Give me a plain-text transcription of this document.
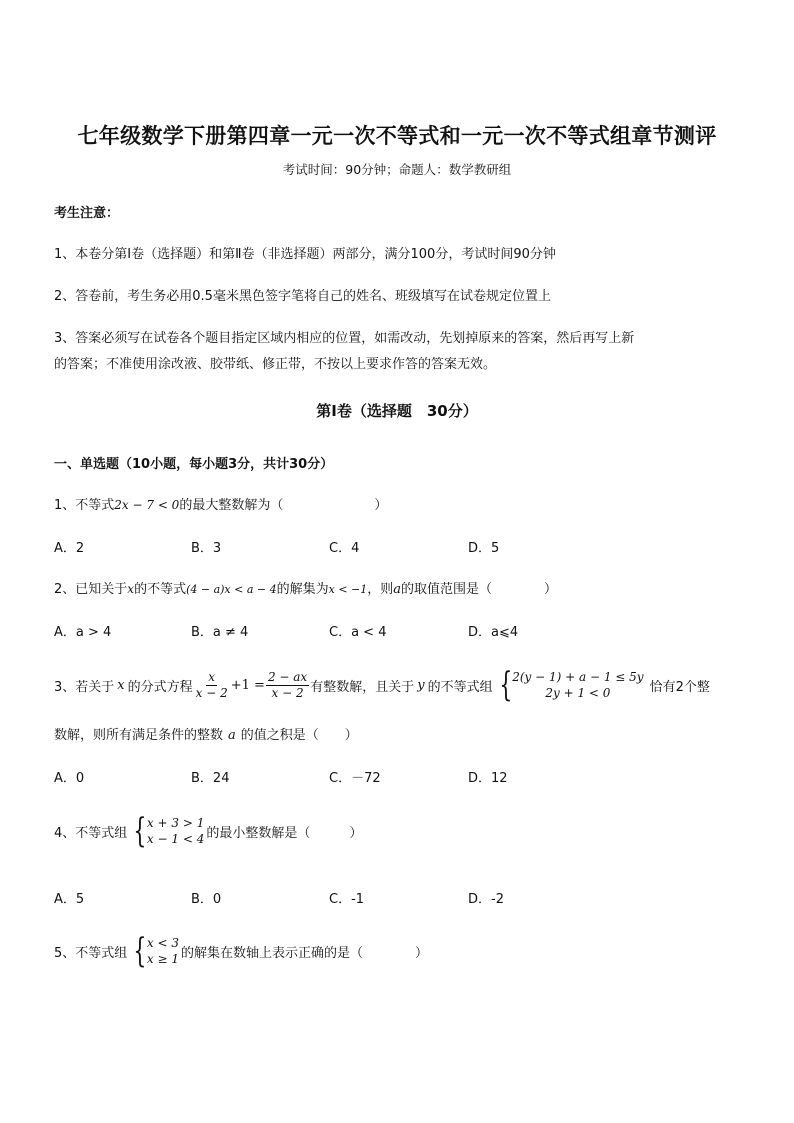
七年级数学下册第四章一元一次不等式和一元一次不等式组章节测评
考试时间：90分钟；命题人：数学教研组
考生注意：
1、本卷分第Ⅰ卷（选择题）和第Ⅱ卷（非选择题）两部分，满分100分，考试时间90分钟
2、答卷前，考生务必用0.5毫米黑色签字笔将自己的姓名、班级填写在试卷规定位置上
3、答案必须写在试卷各个题目指定区域内相应的位置，如需改动，先划掉原来的答案，然后再写上新
的答案；不准使用涂改液、胶带纸、修正带，不按以上要求作答的答案无效。
第Ⅰ卷（选择题　30分）
一、单选题（10小题，每小题3分，共计30分）
1、不等式2x − 7 < 0的最大整数解为（　　　　　　　）
A．2	B．3	C．4	D．5
2、已知关于x的不等式(4 − a)x < a − 4的解集为x < −1，则a的取值范围是（　　　　）
A．a > 4	B．a ≠ 4	C．a < 4	D．a⩽4
3、若关于 x 的分式方程 $\frac{x}{x - 2} +1 = \frac{2 - ax}{x - 2}$ 有整数解，且关于 y 的不等式组 { 2(y − 1) + a − 1 ≤ 5y
2y + 1 < 0	恰有2个整
数解，则所有满足条件的整数 a 的值之积是（　　）
A．0	B．24	C．－72	D．12
4、不等式组 { x + 3 > 1
x − 1 < 4 的最小整数解是（　　　）
A．5	B．0	C．-1	D．-2
5、不等式组 { x < 3
x ≥ 1 的解集在数轴上表示正确的是（　　　　）
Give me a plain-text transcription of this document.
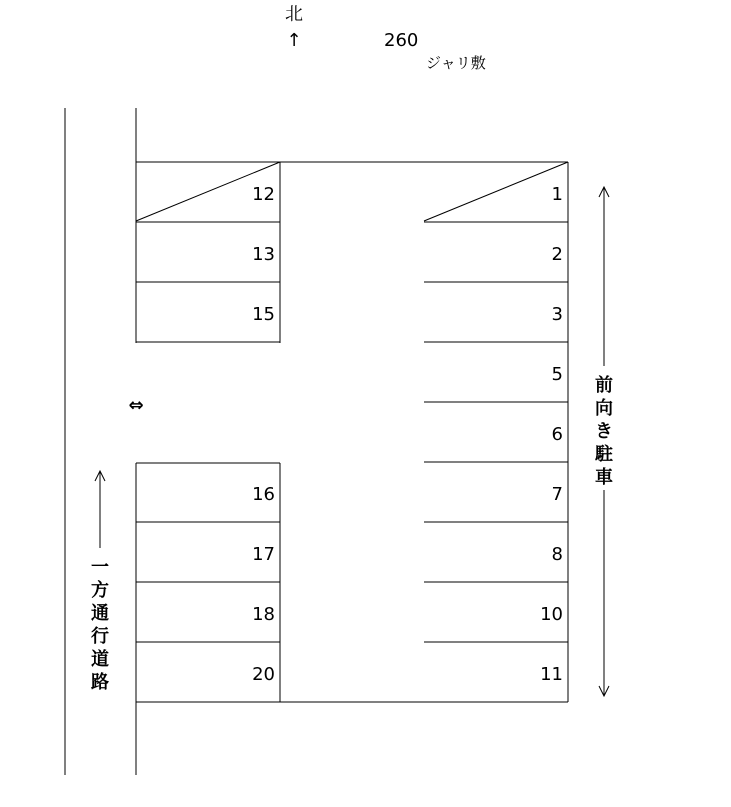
北
↑	260
ジャリ敷
12
13
15
16
17
18
20
1
2
3
5
6
7
8
10
11
⇔
一
方
通
行
道
路
前
向
き
駐
車
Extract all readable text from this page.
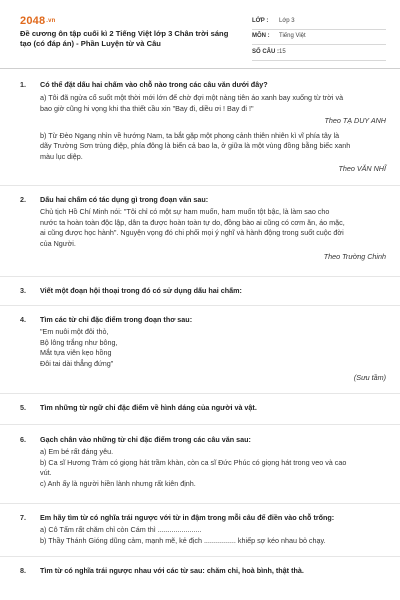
2048.vn
Đề cương ôn tập cuối kì 2 Tiếng Việt lớp 3 Chân trời sáng
tạo (có đáp án) - Phần Luyện từ và Câu
LỚP :	Lớp 3
MÔN :	Tiếng Việt
SỐ CÂU : 15
1. Có thể đặt dấu hai chấm vào chỗ nào trong các câu văn dưới đây?
a) Tôi đã ngửa cổ suốt một thời mới lớn để chờ đợi một nàng tiên áo xanh bay xuống từ trời và
bao giờ cũng hi vọng khi tha thiết cầu xin "Bay đi, diều ơi ! Bay đi !"
Theo TẠ DUY ANH
b) Từ Đèo Ngang nhìn về hướng Nam, ta bắt gặp một phong cảnh thiên nhiên kì vĩ phía tây là
dãy Trường Sơn trùng điệp, phía đông là biển cả bao la, ở giữa là một vùng đồng bằng biếc xanh
màu lục diệp.
Theo VĂN NHĨ
2. Dấu hai chấm có tác dụng gì trong đoạn văn sau:
Chủ tịch Hồ Chí Minh nói: "Tôi chỉ có một sự ham muốn, ham muốn tột bậc, là làm sao cho
nước ta hoàn toàn độc lập, dân ta được hoàn toàn tự do, đồng bào ai cũng có cơm ăn, áo mặc,
ai cũng được học hành". Nguyện vọng đó chi phối mọi ý nghĩ và hành động trong suốt cuộc đời
của Người.
Theo Trường Chinh
3. Viết một đoạn hội thoại trong đó có sử dụng dấu hai chấm:
4. Tìm các từ chỉ đặc điểm trong đoạn thơ sau:
"Em nuôi một đôi thỏ,
Bộ lông trắng như bông,
Mắt tựa viên kẹo hồng
Đôi tai dài thẳng đứng"
(Sưu tầm)
5. Tìm những từ ngữ chỉ đặc điểm về hình dáng của người và vật.
6. Gạch chân vào những từ chỉ đặc điểm trong các câu văn sau:
a) Em bé rất đáng yêu.
b) Ca sĩ Hương Tràm có giọng hát trầm khàn, còn ca sĩ Đức Phúc có giọng hát trong veo và cao
vút.
c) Anh ấy là người hiền lành nhưng rất kiên định.
7. Em hãy tìm từ có nghĩa trái ngược với từ in đậm trong mỗi câu để điền vào chỗ trống:
a) Cô Tấm rất chăm chỉ còn Cám thì ......................
b) Thầy Thánh Gióng dũng cảm, mạnh mẽ, kẻ địch ................ khiếp sợ kéo nhau bỏ chạy.
8. Tìm từ có nghĩa trái ngược nhau với các từ sau: chăm chỉ, hoà bình, thật thà.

================================

§ Exercise goal
From the line that holds "Extract all readable text from this page." to the last line of the records, please copy each line exactly and nothing else. Pictures stay out.

§ Output for this exercise
Extract all readable text from this page.
2048.vn
Đề cương ôn tập cuối kì 2 Tiếng Việt lớp 3 Chân trời sáng
tạo (có đáp án) - Phần Luyện từ và Câu
LỚP :	Lớp 3
MÔN :	Tiếng Việt
SỐ CÂU : 15
1. Có thể đặt dấu hai chấm vào chỗ nào trong các câu văn dưới đây?
a) Tôi đã ngửa cổ suốt một thời mới lớn để chờ đợi một nàng tiên áo xanh bay xuống từ trời và
bao giờ cũng hi vọng khi tha thiết cầu xin "Bay đi, diều ơi ! Bay đi !"
Theo TẠ DUY ANH
b) Từ Đèo Ngang nhìn về hướng Nam, ta bắt gặp một phong cảnh thiên nhiên kì vĩ phía tây là
dãy Trường Sơn trùng điệp, phía đông là biển cả bao la, ở giữa là một vùng đồng bằng biếc xanh
màu lục diệp.
Theo VĂN NHĨ
2. Dấu hai chấm có tác dụng gì trong đoạn văn sau:
Chủ tịch Hồ Chí Minh nói: "Tôi chỉ có một sự ham muốn, ham muốn tột bậc, là làm sao cho
nước ta hoàn toàn độc lập, dân ta được hoàn toàn tự do, đồng bào ai cũng có cơm ăn, áo mặc,
ai cũng được học hành". Nguyện vọng đó chi phối mọi ý nghĩ và hành động trong suốt cuộc đời
của Người.
Theo Trường Chinh
3. Viết một đoạn hội thoại trong đó có sử dụng dấu hai chấm:
4. Tìm các từ chỉ đặc điểm trong đoạn thơ sau:
"Em nuôi một đôi thỏ,
Bộ lông trắng như bông,
Mắt tựa viên kẹo hồng
Đôi tai dài thẳng đứng"
(Sưu tầm)
5. Tìm những từ ngữ chỉ đặc điểm về hình dáng của người và vật.
6. Gạch chân vào những từ chỉ đặc điểm trong các câu văn sau:
a) Em bé rất đáng yêu.
b) Ca sĩ Hương Tràm có giọng hát trầm khàn, còn ca sĩ Đức Phúc có giọng hát trong veo và cao
vút.
c) Anh ấy là người hiền lành nhưng rất kiên định.
7. Em hãy tìm từ có nghĩa trái ngược với từ in đậm trong mỗi câu để điền vào chỗ trống:
a) Cô Tấm rất chăm chỉ còn Cám thì ......................
b) Thầy Thánh Gióng dũng cảm, mạnh mẽ, kẻ địch ................ khiếp sợ kéo nhau bỏ chạy.
8. Tìm từ có nghĩa trái ngược nhau với các từ sau: chăm chỉ, hoà bình, thật thà.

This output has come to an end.